Dataset records

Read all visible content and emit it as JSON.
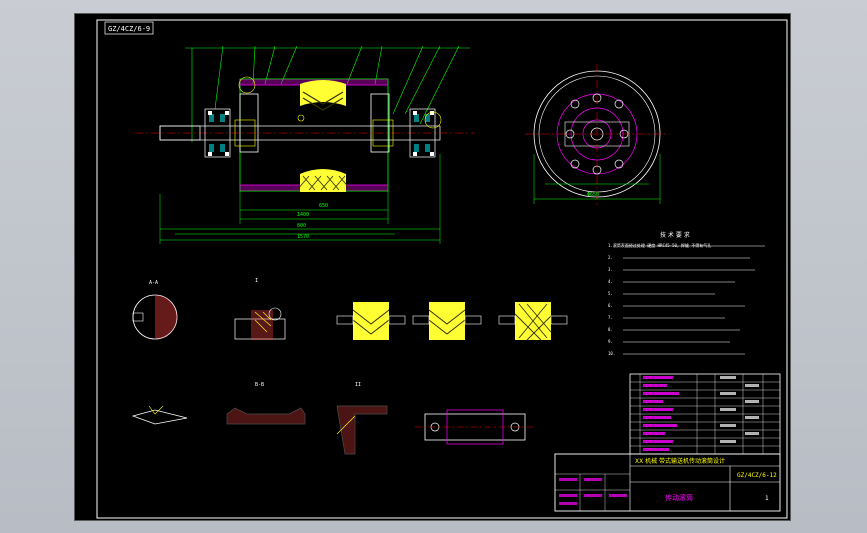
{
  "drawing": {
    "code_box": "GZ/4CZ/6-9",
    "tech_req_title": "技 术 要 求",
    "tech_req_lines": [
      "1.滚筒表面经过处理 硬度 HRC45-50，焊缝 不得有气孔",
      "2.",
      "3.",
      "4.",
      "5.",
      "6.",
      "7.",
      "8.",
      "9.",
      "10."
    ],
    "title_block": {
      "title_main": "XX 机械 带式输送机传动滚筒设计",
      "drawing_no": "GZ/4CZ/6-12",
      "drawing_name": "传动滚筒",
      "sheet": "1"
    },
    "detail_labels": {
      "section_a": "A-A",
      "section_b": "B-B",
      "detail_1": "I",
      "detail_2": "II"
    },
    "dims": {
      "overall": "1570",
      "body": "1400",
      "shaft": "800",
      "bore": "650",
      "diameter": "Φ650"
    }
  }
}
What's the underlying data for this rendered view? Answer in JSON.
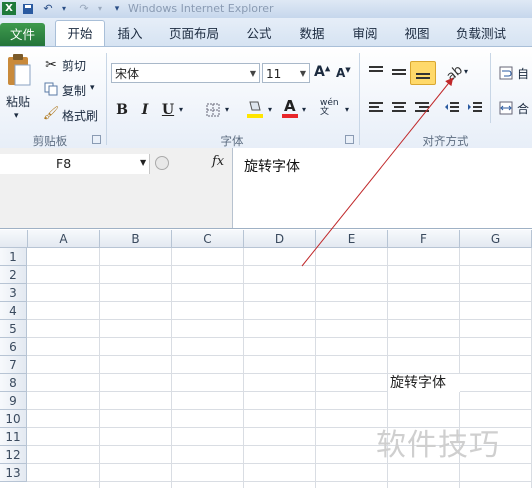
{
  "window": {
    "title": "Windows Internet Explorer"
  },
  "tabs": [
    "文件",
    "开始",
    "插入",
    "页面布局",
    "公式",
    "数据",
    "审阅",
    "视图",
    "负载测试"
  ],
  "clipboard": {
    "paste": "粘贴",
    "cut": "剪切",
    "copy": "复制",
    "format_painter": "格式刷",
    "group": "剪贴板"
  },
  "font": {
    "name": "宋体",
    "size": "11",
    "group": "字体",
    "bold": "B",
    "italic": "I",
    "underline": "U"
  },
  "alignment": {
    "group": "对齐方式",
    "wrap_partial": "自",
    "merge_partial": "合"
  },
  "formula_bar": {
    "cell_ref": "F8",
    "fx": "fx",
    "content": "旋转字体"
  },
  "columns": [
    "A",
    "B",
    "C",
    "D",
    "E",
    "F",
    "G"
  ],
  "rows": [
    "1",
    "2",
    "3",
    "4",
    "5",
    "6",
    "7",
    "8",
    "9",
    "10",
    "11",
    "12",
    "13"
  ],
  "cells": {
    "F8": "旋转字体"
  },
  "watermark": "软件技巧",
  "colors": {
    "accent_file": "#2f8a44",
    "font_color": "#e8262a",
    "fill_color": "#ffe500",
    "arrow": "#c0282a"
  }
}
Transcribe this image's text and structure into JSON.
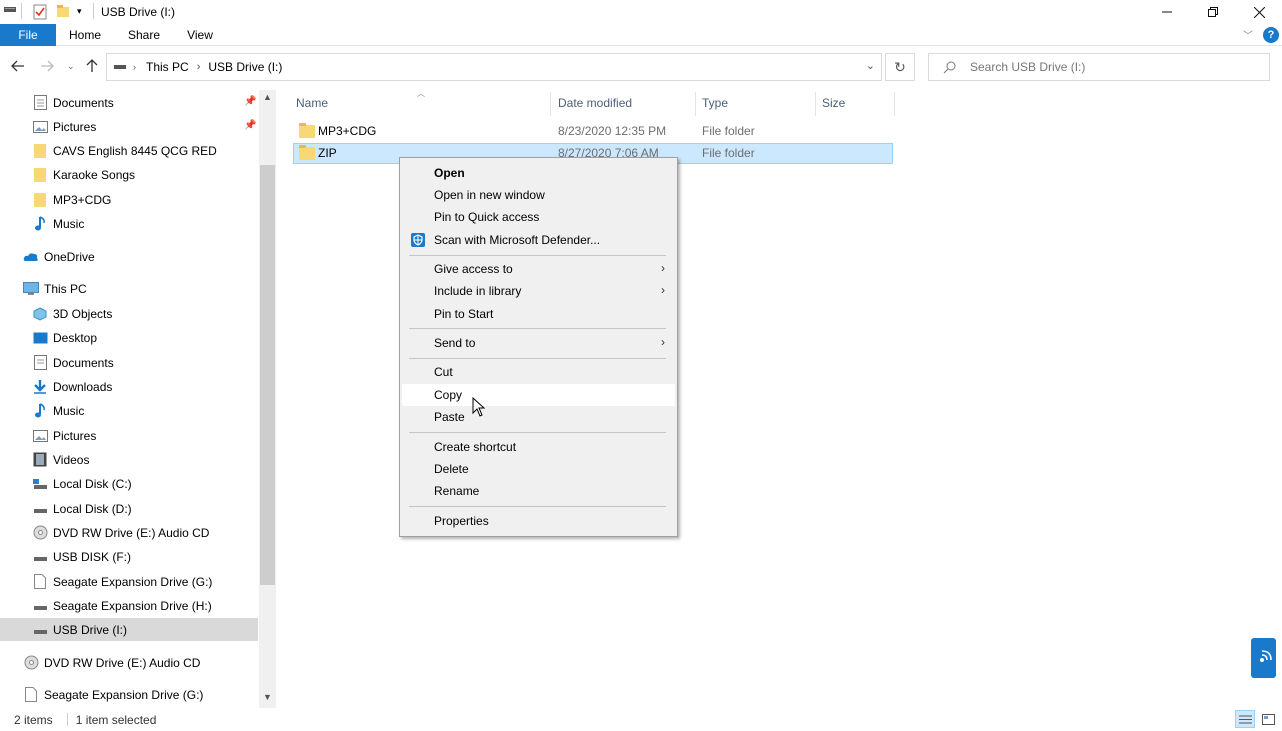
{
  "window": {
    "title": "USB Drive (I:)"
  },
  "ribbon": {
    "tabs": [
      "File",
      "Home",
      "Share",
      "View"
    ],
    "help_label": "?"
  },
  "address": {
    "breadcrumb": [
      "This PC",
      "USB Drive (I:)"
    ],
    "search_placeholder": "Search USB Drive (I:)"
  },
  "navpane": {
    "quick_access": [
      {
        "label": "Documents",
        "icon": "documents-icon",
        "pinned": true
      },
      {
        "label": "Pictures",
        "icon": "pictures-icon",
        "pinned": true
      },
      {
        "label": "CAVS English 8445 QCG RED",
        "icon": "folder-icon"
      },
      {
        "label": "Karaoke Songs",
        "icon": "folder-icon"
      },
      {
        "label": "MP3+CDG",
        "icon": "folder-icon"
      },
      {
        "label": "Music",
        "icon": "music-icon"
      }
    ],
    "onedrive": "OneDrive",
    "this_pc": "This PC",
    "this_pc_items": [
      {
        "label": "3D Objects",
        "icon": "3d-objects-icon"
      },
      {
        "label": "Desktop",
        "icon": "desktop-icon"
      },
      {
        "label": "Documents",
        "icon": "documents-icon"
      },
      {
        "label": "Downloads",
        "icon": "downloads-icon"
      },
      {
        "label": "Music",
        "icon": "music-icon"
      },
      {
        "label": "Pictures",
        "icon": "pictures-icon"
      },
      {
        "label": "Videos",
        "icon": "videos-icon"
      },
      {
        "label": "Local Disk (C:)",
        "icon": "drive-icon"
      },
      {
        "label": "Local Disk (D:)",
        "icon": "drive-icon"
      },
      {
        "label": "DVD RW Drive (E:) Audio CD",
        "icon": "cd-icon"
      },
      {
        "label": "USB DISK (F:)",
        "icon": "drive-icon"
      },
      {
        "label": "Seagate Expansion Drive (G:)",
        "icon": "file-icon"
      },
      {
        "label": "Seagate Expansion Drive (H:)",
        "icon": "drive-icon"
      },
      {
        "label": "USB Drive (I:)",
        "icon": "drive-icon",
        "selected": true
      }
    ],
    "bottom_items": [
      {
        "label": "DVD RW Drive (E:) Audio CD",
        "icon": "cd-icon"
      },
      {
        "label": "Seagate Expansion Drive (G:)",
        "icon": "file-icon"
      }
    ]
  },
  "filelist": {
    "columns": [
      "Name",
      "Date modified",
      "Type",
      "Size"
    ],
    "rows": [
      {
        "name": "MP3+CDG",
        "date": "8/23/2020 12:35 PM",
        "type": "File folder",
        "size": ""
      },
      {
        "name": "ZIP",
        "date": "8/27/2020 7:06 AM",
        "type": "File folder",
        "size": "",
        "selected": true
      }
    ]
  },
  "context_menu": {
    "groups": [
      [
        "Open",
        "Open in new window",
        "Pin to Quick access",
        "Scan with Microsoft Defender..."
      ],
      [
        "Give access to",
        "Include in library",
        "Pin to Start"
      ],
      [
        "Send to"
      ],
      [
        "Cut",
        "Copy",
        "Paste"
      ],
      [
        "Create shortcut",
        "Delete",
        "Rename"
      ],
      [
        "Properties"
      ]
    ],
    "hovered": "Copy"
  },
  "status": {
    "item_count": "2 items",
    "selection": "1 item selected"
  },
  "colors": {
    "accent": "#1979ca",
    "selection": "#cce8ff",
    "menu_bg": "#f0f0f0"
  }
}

→ **Task instructions**: All the records need to be repeated exactly, with the images dropped.

→ **Finished exercise**:
Read all visible content and emit it as JSON.
{
  "drawing": {
    "code_box": "GZ/4CZ/6-9",
    "tech_req_title": "技 术 要 求",
    "tech_req_lines": [
      "1.滚筒表面经过处理 硬度 HRC45-50，焊缝 不得有气孔",
      "2.",
      "3.",
      "4.",
      "5.",
      "6.",
      "7.",
      "8.",
      "9.",
      "10."
    ],
    "title_block": {
      "title_main": "XX 机械 带式输送机传动滚筒设计",
      "drawing_no": "GZ/4CZ/6-12",
      "drawing_name": "传动滚筒",
      "sheet": "1"
    },
    "detail_labels": {
      "section_a": "A-A",
      "section_b": "B-B",
      "detail_1": "I",
      "detail_2": "II"
    },
    "dims": {
      "overall": "1570",
      "body": "1400",
      "shaft": "800",
      "bore": "650",
      "diameter": "Φ650"
    }
  }
}
What's the underlying data for this rendered view? Answer in JSON.
{
  "window": {
    "title": "Windows Internet Explorer"
  },
  "tabs": [
    "文件",
    "开始",
    "插入",
    "页面布局",
    "公式",
    "数据",
    "审阅",
    "视图",
    "负载测试"
  ],
  "clipboard": {
    "paste": "粘贴",
    "cut": "剪切",
    "copy": "复制",
    "format_painter": "格式刷",
    "group": "剪贴板"
  },
  "font": {
    "name": "宋体",
    "size": "11",
    "group": "字体",
    "bold": "B",
    "italic": "I",
    "underline": "U"
  },
  "alignment": {
    "group": "对齐方式",
    "wrap_partial": "自",
    "merge_partial": "合"
  },
  "formula_bar": {
    "cell_ref": "F8",
    "fx": "fx",
    "content": "旋转字体"
  },
  "columns": [
    "A",
    "B",
    "C",
    "D",
    "E",
    "F",
    "G"
  ],
  "rows": [
    "1",
    "2",
    "3",
    "4",
    "5",
    "6",
    "7",
    "8",
    "9",
    "10",
    "11",
    "12",
    "13"
  ],
  "cells": {
    "F8": "旋转字体"
  },
  "watermark": "软件技巧",
  "colors": {
    "accent_file": "#2f8a44",
    "font_color": "#e8262a",
    "fill_color": "#ffe500",
    "arrow": "#c0282a"
  }
}
Transcribe this image's text and structure into JSON.
{
  "window": {
    "title": "USB Drive (I:)"
  },
  "ribbon": {
    "tabs": [
      "File",
      "Home",
      "Share",
      "View"
    ],
    "help_label": "?"
  },
  "address": {
    "breadcrumb": [
      "This PC",
      "USB Drive (I:)"
    ],
    "search_placeholder": "Search USB Drive (I:)"
  },
  "navpane": {
    "quick_access": [
      {
        "label": "Documents",
        "icon": "documents-icon",
        "pinned": true
      },
      {
        "label": "Pictures",
        "icon": "pictures-icon",
        "pinned": true
      },
      {
        "label": "CAVS English 8445 QCG RED",
        "icon": "folder-icon"
      },
      {
        "label": "Karaoke Songs",
        "icon": "folder-icon"
      },
      {
        "label": "MP3+CDG",
        "icon": "folder-icon"
      },
      {
        "label": "Music",
        "icon": "music-icon"
      }
    ],
    "onedrive": "OneDrive",
    "this_pc": "This PC",
    "this_pc_items": [
      {
        "label": "3D Objects",
        "icon": "3d-objects-icon"
      },
      {
        "label": "Desktop",
        "icon": "desktop-icon"
      },
      {
        "label": "Documents",
        "icon": "documents-icon"
      },
      {
        "label": "Downloads",
        "icon": "downloads-icon"
      },
      {
        "label": "Music",
        "icon": "music-icon"
      },
      {
        "label": "Pictures",
        "icon": "pictures-icon"
      },
      {
        "label": "Videos",
        "icon": "videos-icon"
      },
      {
        "label": "Local Disk (C:)",
        "icon": "drive-icon"
      },
      {
        "label": "Local Disk (D:)",
        "icon": "drive-icon"
      },
      {
        "label": "DVD RW Drive (E:) Audio CD",
        "icon": "cd-icon"
      },
      {
        "label": "USB DISK (F:)",
        "icon": "drive-icon"
      },
      {
        "label": "Seagate Expansion Drive (G:)",
        "icon": "file-icon"
      },
      {
        "label": "Seagate Expansion Drive (H:)",
        "icon": "drive-icon"
      },
      {
        "label": "USB Drive (I:)",
        "icon": "drive-icon",
        "selected": true
      }
    ],
    "bottom_items": [
      {
        "label": "DVD RW Drive (E:) Audio CD",
        "icon": "cd-icon"
      },
      {
        "label": "Seagate Expansion Drive (G:)",
        "icon": "file-icon"
      }
    ]
  },
  "filelist": {
    "columns": [
      "Name",
      "Date modified",
      "Type",
      "Size"
    ],
    "rows": [
      {
        "name": "MP3+CDG",
        "date": "8/23/2020 12:35 PM",
        "type": "File folder",
        "size": ""
      },
      {
        "name": "ZIP",
        "date": "8/27/2020 7:06 AM",
        "type": "File folder",
        "size": "",
        "selected": true
      }
    ]
  },
  "context_menu": {
    "groups": [
      [
        "Open",
        "Open in new window",
        "Pin to Quick access",
        "Scan with Microsoft Defender..."
      ],
      [
        "Give access to",
        "Include in library",
        "Pin to Start"
      ],
      [
        "Send to"
      ],
      [
        "Cut",
        "Copy",
        "Paste"
      ],
      [
        "Create shortcut",
        "Delete",
        "Rename"
      ],
      [
        "Properties"
      ]
    ],
    "hovered": "Copy"
  },
  "status": {
    "item_count": "2 items",
    "selection": "1 item selected"
  },
  "colors": {
    "accent": "#1979ca",
    "selection": "#cce8ff",
    "menu_bg": "#f0f0f0"
  }
}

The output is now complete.